■ **Set exercise**: Reproduce the data from its start through the line containing "menu-item-recent-files[interactable]: Recent FilesCtrl+E", with "bounding boxes" replaced by "bounding rectangles" and nothing else altered.

====

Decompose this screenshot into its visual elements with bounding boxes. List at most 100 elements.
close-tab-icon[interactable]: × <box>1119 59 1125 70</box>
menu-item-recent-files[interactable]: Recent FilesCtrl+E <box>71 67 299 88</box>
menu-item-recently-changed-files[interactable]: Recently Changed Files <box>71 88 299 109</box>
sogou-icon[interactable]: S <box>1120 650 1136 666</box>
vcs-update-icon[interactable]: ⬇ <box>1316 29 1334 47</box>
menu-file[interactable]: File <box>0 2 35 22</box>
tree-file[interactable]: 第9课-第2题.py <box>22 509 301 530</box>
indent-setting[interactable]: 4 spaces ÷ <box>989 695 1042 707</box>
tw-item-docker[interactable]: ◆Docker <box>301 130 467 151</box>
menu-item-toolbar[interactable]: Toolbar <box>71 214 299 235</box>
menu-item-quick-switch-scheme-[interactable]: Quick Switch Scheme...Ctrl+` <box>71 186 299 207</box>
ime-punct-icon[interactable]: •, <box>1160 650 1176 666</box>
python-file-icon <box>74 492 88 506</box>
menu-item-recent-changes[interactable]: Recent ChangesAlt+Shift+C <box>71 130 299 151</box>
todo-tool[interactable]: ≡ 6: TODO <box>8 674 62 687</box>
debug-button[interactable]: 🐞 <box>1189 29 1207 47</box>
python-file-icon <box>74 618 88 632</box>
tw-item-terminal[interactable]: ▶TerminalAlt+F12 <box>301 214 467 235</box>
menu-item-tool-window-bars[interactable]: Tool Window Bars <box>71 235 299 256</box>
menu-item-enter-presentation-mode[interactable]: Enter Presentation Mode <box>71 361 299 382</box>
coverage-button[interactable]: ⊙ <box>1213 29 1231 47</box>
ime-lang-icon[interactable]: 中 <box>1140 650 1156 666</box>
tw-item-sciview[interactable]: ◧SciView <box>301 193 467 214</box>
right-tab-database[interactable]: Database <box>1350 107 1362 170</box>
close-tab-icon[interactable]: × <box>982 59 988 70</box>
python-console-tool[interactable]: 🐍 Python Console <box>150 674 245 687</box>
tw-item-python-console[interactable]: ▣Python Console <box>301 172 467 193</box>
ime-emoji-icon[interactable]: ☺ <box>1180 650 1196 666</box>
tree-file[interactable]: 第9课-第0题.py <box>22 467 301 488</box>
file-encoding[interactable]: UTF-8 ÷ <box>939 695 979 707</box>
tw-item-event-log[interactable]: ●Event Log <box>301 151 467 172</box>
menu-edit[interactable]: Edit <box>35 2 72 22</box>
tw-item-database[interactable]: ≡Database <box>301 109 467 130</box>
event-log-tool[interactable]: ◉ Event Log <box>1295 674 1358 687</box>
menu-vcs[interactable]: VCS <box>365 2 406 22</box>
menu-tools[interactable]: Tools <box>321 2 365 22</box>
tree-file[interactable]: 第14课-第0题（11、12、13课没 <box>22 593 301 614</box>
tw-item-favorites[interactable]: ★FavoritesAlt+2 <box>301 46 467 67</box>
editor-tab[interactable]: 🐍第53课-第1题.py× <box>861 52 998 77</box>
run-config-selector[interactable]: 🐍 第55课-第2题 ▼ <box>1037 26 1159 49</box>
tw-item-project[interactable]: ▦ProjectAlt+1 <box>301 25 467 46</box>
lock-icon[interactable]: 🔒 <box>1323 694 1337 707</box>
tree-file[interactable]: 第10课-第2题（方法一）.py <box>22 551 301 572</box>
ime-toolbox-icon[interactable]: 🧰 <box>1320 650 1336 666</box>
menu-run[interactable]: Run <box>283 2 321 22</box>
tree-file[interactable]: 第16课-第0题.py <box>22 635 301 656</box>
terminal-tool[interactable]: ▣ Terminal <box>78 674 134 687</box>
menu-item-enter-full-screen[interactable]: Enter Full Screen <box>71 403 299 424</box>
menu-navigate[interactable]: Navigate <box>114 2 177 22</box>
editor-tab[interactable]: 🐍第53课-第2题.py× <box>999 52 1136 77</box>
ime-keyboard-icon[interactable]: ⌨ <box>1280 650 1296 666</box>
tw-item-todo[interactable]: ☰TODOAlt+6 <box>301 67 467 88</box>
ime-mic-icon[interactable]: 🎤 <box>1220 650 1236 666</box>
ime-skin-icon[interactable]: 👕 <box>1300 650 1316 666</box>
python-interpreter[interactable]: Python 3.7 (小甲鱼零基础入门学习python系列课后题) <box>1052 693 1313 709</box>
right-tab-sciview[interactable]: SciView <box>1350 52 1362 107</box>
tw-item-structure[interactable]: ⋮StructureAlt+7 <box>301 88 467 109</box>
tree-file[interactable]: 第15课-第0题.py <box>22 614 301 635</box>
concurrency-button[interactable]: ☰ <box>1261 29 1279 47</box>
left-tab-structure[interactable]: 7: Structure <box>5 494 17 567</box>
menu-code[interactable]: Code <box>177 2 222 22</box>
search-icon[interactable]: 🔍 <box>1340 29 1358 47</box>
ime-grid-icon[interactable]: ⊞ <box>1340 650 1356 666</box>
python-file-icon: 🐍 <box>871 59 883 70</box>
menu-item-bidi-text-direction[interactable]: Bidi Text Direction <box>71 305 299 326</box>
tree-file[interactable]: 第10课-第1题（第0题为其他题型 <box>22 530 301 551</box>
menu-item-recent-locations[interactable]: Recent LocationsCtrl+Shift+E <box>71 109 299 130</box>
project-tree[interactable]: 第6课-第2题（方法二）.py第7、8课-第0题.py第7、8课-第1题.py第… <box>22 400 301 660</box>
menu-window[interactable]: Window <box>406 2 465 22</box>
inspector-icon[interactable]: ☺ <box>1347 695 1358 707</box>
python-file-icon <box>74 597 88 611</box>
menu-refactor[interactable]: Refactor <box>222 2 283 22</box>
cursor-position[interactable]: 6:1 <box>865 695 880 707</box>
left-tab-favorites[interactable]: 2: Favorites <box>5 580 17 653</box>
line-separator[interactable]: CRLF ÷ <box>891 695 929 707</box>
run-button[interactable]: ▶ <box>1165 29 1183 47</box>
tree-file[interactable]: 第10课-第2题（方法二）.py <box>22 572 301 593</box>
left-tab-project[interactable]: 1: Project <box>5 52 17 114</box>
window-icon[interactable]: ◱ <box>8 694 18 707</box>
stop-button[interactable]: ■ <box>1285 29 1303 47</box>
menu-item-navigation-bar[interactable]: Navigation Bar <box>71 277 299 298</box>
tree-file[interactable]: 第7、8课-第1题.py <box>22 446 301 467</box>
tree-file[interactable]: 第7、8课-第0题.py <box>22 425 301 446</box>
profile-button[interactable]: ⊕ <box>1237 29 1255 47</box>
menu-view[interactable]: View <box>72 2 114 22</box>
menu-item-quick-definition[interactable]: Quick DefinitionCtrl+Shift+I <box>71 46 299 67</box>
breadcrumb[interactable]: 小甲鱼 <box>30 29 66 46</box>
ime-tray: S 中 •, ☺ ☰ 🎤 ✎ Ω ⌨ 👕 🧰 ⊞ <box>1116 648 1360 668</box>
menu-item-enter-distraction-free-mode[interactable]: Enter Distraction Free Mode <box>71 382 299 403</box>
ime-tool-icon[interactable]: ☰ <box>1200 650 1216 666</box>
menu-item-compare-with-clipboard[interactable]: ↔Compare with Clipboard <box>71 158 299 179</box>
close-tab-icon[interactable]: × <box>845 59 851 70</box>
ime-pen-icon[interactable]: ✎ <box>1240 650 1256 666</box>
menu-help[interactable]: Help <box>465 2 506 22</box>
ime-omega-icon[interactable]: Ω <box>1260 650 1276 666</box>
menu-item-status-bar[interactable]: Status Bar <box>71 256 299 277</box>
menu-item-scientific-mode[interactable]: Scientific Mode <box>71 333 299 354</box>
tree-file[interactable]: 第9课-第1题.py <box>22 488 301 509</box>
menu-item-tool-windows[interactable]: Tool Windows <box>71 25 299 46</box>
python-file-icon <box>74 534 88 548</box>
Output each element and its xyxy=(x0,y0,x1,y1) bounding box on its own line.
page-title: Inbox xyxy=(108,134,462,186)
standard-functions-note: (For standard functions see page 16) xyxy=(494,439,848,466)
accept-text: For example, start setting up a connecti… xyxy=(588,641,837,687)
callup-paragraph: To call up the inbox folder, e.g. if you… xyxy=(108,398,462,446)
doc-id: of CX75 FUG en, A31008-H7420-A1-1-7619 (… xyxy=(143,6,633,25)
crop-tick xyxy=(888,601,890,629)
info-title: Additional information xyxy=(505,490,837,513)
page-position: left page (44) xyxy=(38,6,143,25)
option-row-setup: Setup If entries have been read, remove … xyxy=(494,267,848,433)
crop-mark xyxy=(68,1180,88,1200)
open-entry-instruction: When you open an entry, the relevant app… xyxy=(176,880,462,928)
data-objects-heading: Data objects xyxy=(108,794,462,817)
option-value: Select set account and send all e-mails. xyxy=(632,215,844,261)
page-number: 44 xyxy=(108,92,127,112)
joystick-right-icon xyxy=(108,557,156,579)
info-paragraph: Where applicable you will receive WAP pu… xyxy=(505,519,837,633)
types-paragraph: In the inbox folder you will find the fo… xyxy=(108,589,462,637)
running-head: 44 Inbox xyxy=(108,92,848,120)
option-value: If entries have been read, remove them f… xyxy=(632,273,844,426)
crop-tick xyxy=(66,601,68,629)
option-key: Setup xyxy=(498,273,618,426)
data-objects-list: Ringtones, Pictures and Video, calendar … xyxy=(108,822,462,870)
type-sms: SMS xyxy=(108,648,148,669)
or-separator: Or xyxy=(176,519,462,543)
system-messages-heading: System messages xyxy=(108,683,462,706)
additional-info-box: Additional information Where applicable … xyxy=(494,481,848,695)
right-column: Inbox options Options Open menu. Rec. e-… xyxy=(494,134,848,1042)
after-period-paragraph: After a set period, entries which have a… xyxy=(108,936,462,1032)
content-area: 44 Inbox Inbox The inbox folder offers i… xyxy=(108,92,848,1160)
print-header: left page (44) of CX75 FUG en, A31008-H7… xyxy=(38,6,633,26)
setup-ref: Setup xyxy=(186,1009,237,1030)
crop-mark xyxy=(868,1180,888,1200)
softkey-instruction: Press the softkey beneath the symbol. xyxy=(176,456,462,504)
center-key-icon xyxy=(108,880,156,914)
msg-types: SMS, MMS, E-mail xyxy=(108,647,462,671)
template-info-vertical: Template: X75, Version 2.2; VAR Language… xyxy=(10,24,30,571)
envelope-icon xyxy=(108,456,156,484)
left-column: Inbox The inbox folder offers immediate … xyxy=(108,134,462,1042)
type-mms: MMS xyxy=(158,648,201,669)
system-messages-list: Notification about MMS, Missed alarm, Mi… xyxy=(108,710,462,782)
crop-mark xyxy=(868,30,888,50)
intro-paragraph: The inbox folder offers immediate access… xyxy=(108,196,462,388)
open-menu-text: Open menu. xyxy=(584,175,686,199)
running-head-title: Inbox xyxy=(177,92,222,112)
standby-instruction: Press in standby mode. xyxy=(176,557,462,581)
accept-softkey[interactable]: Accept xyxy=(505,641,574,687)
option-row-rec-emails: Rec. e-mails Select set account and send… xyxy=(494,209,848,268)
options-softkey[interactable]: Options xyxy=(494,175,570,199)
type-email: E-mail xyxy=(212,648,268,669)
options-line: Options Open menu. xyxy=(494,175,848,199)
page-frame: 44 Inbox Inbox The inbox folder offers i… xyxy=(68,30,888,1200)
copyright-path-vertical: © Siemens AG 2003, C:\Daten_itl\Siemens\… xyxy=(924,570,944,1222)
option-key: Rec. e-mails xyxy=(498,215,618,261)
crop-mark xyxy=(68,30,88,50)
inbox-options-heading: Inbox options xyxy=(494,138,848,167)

====

■ **Problem solution**:
Decompose this screenshot into its visual elements with bounding rectangles. List at most 100 elements.
close-tab-icon[interactable]: × <box>1119 59 1125 70</box>
menu-item-recent-files[interactable]: Recent FilesCtrl+E <box>71 67 299 88</box>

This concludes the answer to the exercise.